[Stored entries]
________

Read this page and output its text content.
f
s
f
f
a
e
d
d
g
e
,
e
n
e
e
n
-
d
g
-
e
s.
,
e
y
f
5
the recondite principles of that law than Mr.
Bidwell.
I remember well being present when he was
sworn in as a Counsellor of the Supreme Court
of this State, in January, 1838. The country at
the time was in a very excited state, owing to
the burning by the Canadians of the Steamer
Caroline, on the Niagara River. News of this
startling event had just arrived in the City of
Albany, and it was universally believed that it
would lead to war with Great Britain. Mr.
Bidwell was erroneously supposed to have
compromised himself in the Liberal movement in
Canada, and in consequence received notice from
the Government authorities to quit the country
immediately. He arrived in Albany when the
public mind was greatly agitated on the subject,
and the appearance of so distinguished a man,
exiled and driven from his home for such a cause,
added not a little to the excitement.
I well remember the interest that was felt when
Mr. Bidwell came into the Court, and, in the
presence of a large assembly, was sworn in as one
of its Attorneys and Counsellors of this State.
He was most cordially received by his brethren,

________

• _What is asked_: Pull out every line in the material above where "this" occurs.

• _Final result_:
Read this page and output its text content.
of this State, in January, 1838. The country at
Caroline, on the Niagara River. News of this
of its Attorneys and Counsellors of this State.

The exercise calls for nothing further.